● **What is expected**: Scan the following material for the string "عمران" and copy each line in which it appears.

● **Working data**:
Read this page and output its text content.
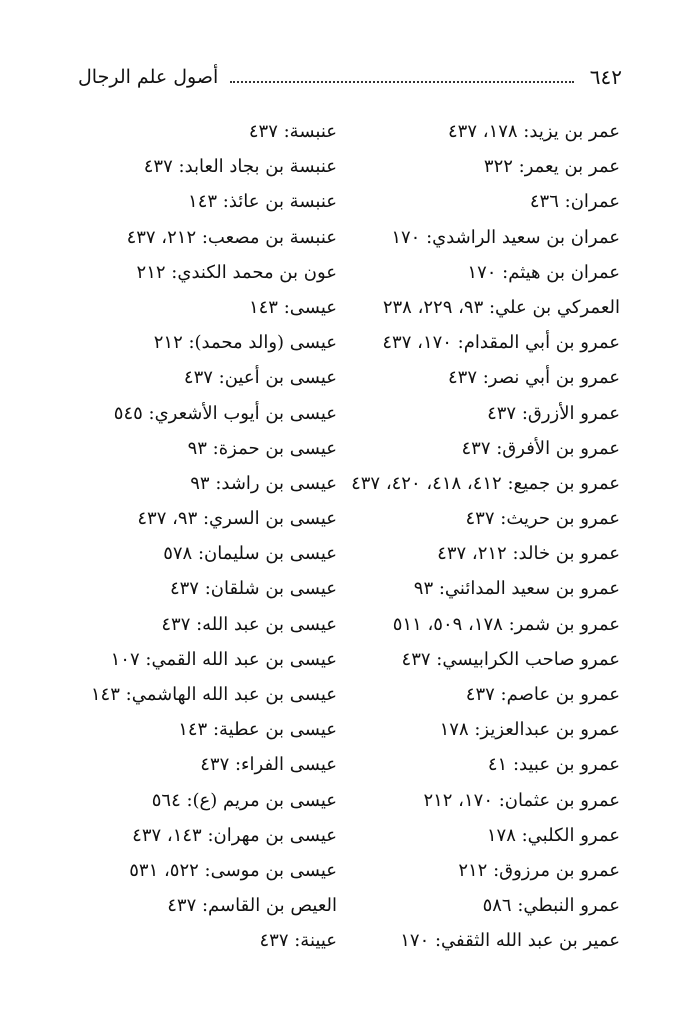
٦٤٢
أصول علم الرجال
عمر بن يزيد: ١٧٨، ٤٣٧
عمر بن يعمر: ٣٢٢
عمران: ٤٣٦
عمران بن سعيد الراشدي: ١٧٠
عمران بن هيثم: ١٧٠
العمركي بن علي: ٩٣، ٢٢٩، ٢٣٨
عمرو بن أبي المقدام: ١٧٠، ٤٣٧
عمرو بن أبي نصر: ٤٣٧
عمرو الأزرق: ٤٣٧
عمرو بن الأفرق: ٤٣٧
عمرو بن جميع: ٤١٢، ٤١٨، ٤٢٠، ٤٣٧
عمرو بن حريث: ٤٣٧
عمرو بن خالد: ٢١٢، ٤٣٧
عمرو بن سعيد المدائني: ٩٣
عمرو بن شمر: ١٧٨، ٥٠٩، ٥١١
عمرو صاحب الكرابيسي: ٤٣٧
عمرو بن عاصم: ٤٣٧
عمرو بن عبدالعزيز: ١٧٨
عمرو بن عبيد: ٤١
عمرو بن عثمان: ١٧٠، ٢١٢
عمرو الكلبي: ١٧٨
عمرو بن مرزوق: ٢١٢
عمرو النبطي: ٥٨٦
عمير بن عبد الله الثقفي: ١٧٠
عنبسة: ٤٣٧
عنبسة بن بجاد العابد: ٤٣٧
عنبسة بن عائذ: ١٤٣
عنبسة بن مصعب: ٢١٢، ٤٣٧
عون بن محمد الكندي: ٢١٢
عيسى: ١٤٣
عيسى (والد محمد): ٢١٢
عيسى بن أعين: ٤٣٧
عيسى بن أيوب الأشعري: ٥٤٥
عيسى بن حمزة: ٩٣
عيسى بن راشد: ٩٣
عيسى بن السري: ٩٣، ٤٣٧
عيسى بن سليمان: ٥٧٨
عيسى بن شلقان: ٤٣٧
عيسى بن عبد الله: ٤٣٧
عيسى بن عبد الله القمي: ١٠٧
عيسى بن عبد الله الهاشمي: ١٤٣
عيسى بن عطية: ١٤٣
عيسى الفراء: ٤٣٧
عيسى بن مريم (ع): ٥٦٤
عيسى بن مهران: ١٤٣، ٤٣٧
عيسى بن موسى: ٥٢٢، ٥٣١
العيص بن القاسم: ٤٣٧
عيينة: ٤٣٧
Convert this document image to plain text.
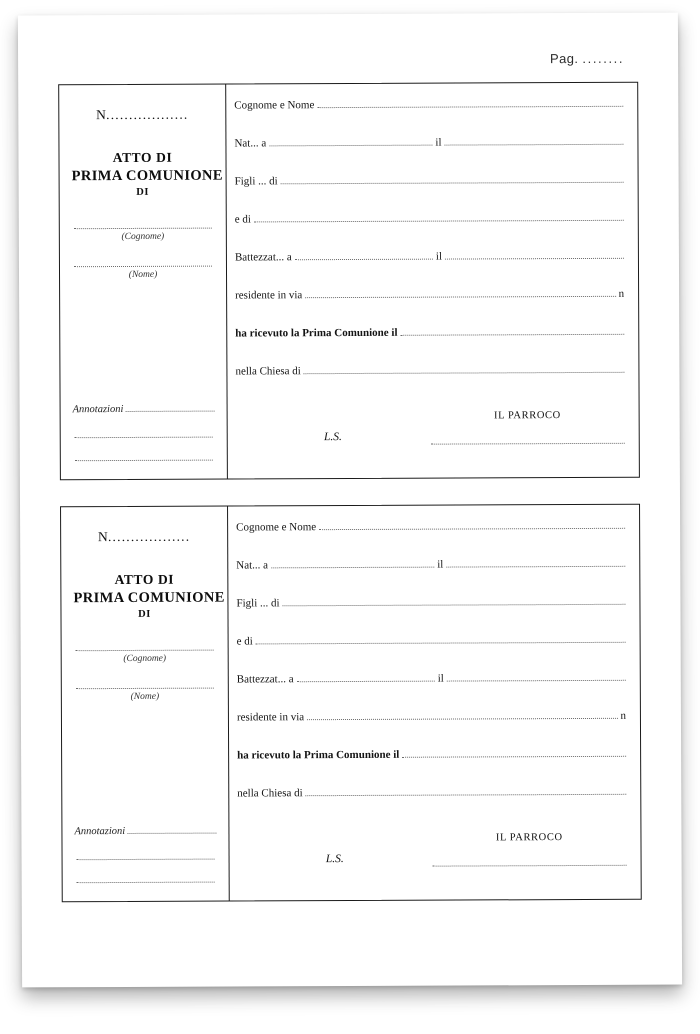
Pag. ........
N..................
ATTO DI
PRIMA COMUNIONE
DI
(Cognome)
(Nome)
Annotazioni
Cognome e Nome
Nat... a	il
Figli ... di
e di
Battezzat... a	il
residente in via	n
ha ricevuto la Prima Comunione il
nella Chiesa di
L.S.
IL PARROCO
N..................
ATTO DI
PRIMA COMUNIONE
DI
(Cognome)
(Nome)
Annotazioni
Cognome e Nome
Nat... a	il
Figli ... di
e di
Battezzat... a	il
residente in via	n
ha ricevuto la Prima Comunione il
nella Chiesa di
L.S.
IL PARROCO
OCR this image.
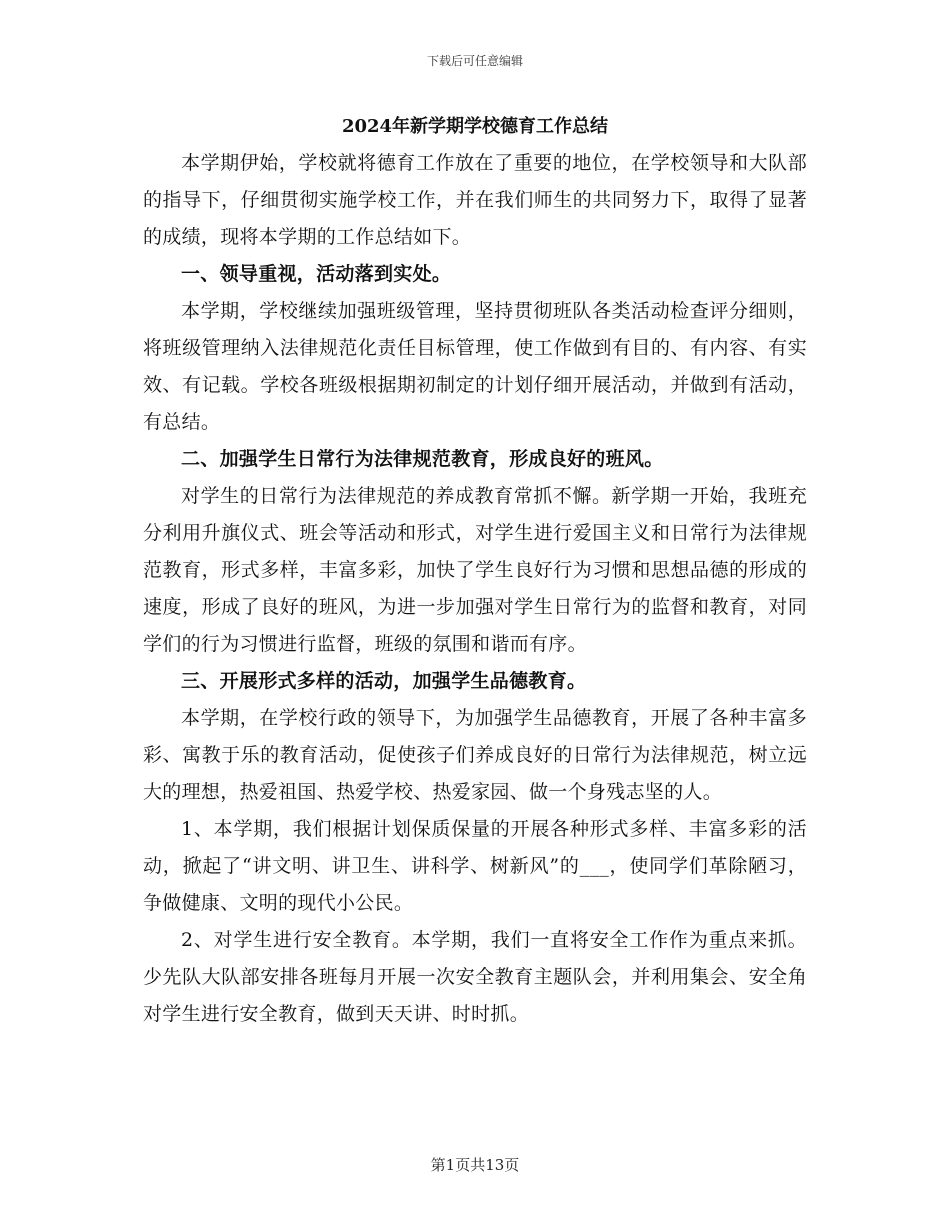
下载后可任意编辑
2024年新学期学校德育工作总结

本学期伊始，学校就将德育工作放在了重要的地位，在学校领导和大队部的指导下，仔细贯彻实施学校工作，并在我们师生的共同努力下，取得了显著的成绩，现将本学期的工作总结如下。

一、领导重视，活动落到实处。

本学期，学校继续加强班级管理，坚持贯彻班队各类活动检查评分细则，将班级管理纳入法律规范化责任目标管理，使工作做到有目的、有内容、有实效、有记载。学校各班级根据期初制定的计划仔细开展活动，并做到有活动，有总结。

二、加强学生日常行为法律规范教育，形成良好的班风。

对学生的日常行为法律规范的养成教育常抓不懈。新学期一开始，我班充分利用升旗仪式、班会等活动和形式，对学生进行爱国主义和日常行为法律规范教育，形式多样，丰富多彩，加快了学生良好行为习惯和思想品德的形成的速度，形成了良好的班风，为进一步加强对学生日常行为的监督和教育，对同学们的行为习惯进行监督，班级的氛围和谐而有序。

三、开展形式多样的活动，加强学生品德教育。

本学期，在学校行政的领导下，为加强学生品德教育，开展了各种丰富多彩、寓教于乐的教育活动，促使孩子们养成良好的日常行为法律规范，树立远大的理想，热爱祖国、热爱学校、热爱家园、做一个身残志坚的人。

1、本学期，我们根据计划保质保量的开展各种形式多样、丰富多彩的活动，掀起了“讲文明、讲卫生、讲科学、树新风”的___，使同学们革除陋习，争做健康、文明的现代小公民。

2、对学生进行安全教育。本学期，我们一直将安全工作作为重点来抓。少先队大队部安排各班每月开展一次安全教育主题队会，并利用集会、安全角对学生进行安全教育，做到天天讲、时时抓。

第1页共13页
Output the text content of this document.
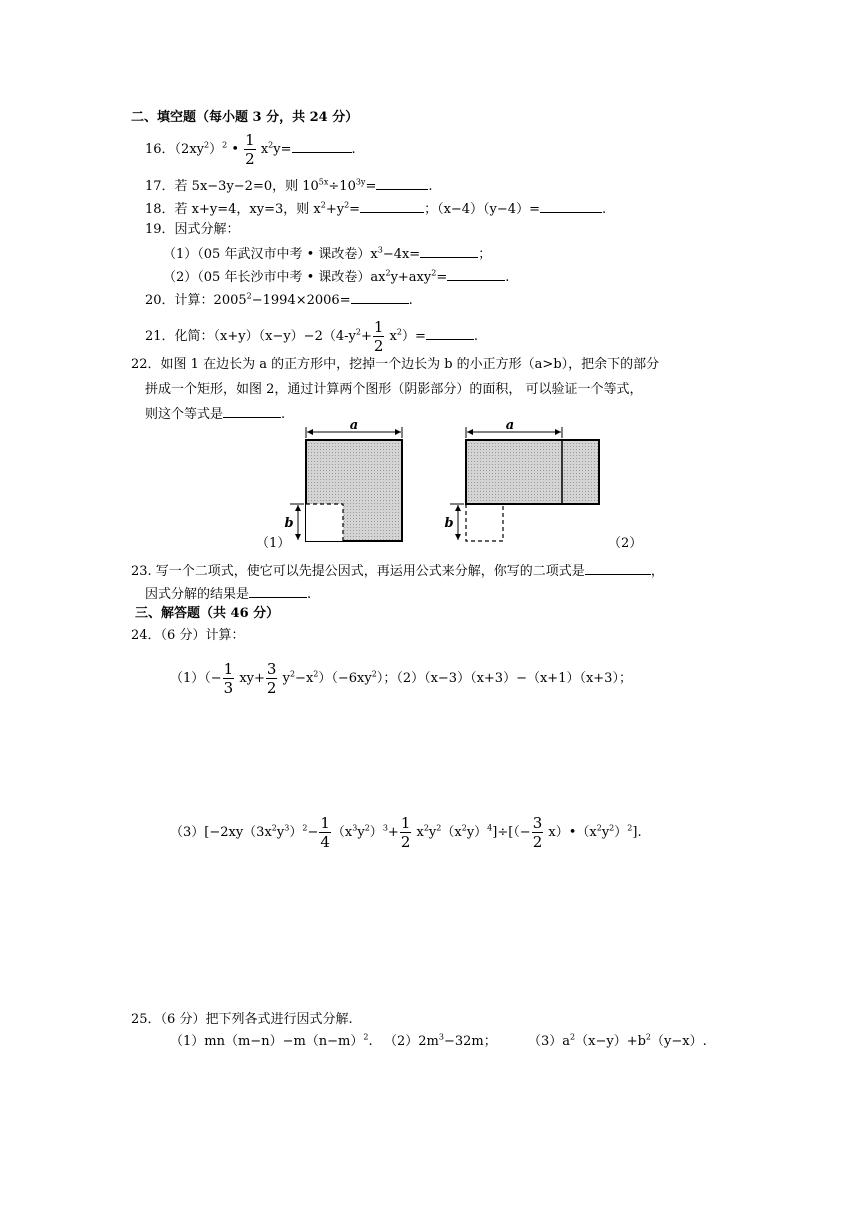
二、填空题（每小题 3 分，共 24 分）
16．$(2xy^2)^2$ • $\frac{1}{2} x^2y=$	.
17．若 5x−3y−2=0，则 $10^{5x}\div 10^{3y}=$	.
18．若 x+y=4，xy=3，则 $x^2+y^2=$	；（x−4）（y−4）=	.
19．因式分解：
（1）（05 年武汉市中考 • 课改卷）$x^3-4x=$	；
（2）（05 年长沙市中考 • 课改卷）$ax^2y+axy^2=$	.
20．计算：$2005^2-1994\times 2006=$	.
21．化简：$(x+y)(x-y)-2(4-y^2+ \frac{1}{2} x^2)=$	.
22．如图 1 在边长为 a 的正方形中，挖掉一个边长为 b 的小正方形（a>b），把余下的部分
拼成一个矩形，如图 2，通过计算两个图形（阴影部分）的面积， 可以验证一个等式，
则这个等式是	.
a
b
（1）
a
b
（2）
23. 写一个二项式，使它可以先提公因式，再运用公式来分解，你写的二项式是	，
因式分解的结果是	.
三、解答题（共 46 分）
24．（6 分）计算：
$(1)(- \frac{1}{3} xy+ \frac{3}{2} y^2-x^2)(-6xy^2)$；（2）（x−3）（x+3）−（x+1）（x+3）；
$(3)[-2xy(3x^2y^3)^2- \frac{1}{4} (x^3y^2)^3+ \frac{1}{2} x^2y^2(x^2y)^4]\div[(- \frac{3}{2}$ $x)•(x^2y^2)^2$].
25．（6 分）把下列各式进行因式分解.
$(1)mn(m-n)-m(n-m)^2$. $(2)2m^3-32m$； $(3)a^2(x-y)+b^2(y-x)$.
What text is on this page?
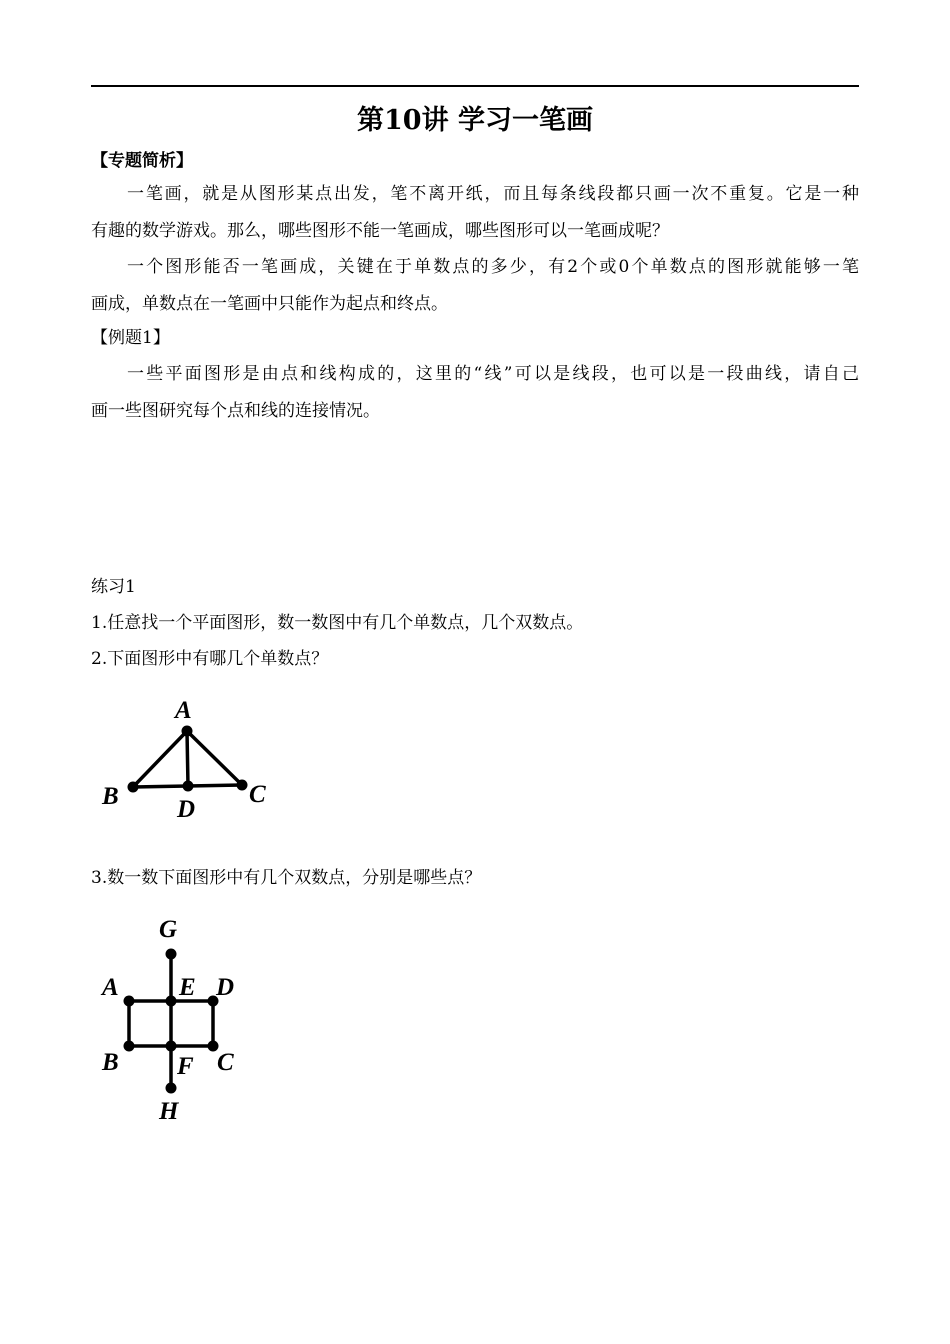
第10讲 学习一笔画
【专题简析】
一笔画，就是从图形某点出发，笔不离开纸，而且每条线段都只画一次不重复。它是一种
有趣的数学游戏。那么，哪些图形不能一笔画成，哪些图形可以一笔画成呢？
一个图形能否一笔画成，关键在于单数点的多少，有2个或0个单数点的图形就能够一笔
画成，单数点在一笔画中只能作为起点和终点。
【例题1】
一些平面图形是由点和线构成的，这里的“线”可以是线段，也可以是一段曲线，请自己
画一些图研究每个点和线的连接情况。
练习1
1.任意找一个平面图形，数一数图中有几个单数点，几个双数点。
2.下面图形中有哪几个单数点？
A
B	C
D
3.数一数下面图形中有几个双数点，分别是哪些点？
G
A E D
B F C
H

● **Exercise output**:
عمران: ٤٣٦
عمران بن سعيد الراشدي: ١٧٠
عمران بن هيثم: ١٧٠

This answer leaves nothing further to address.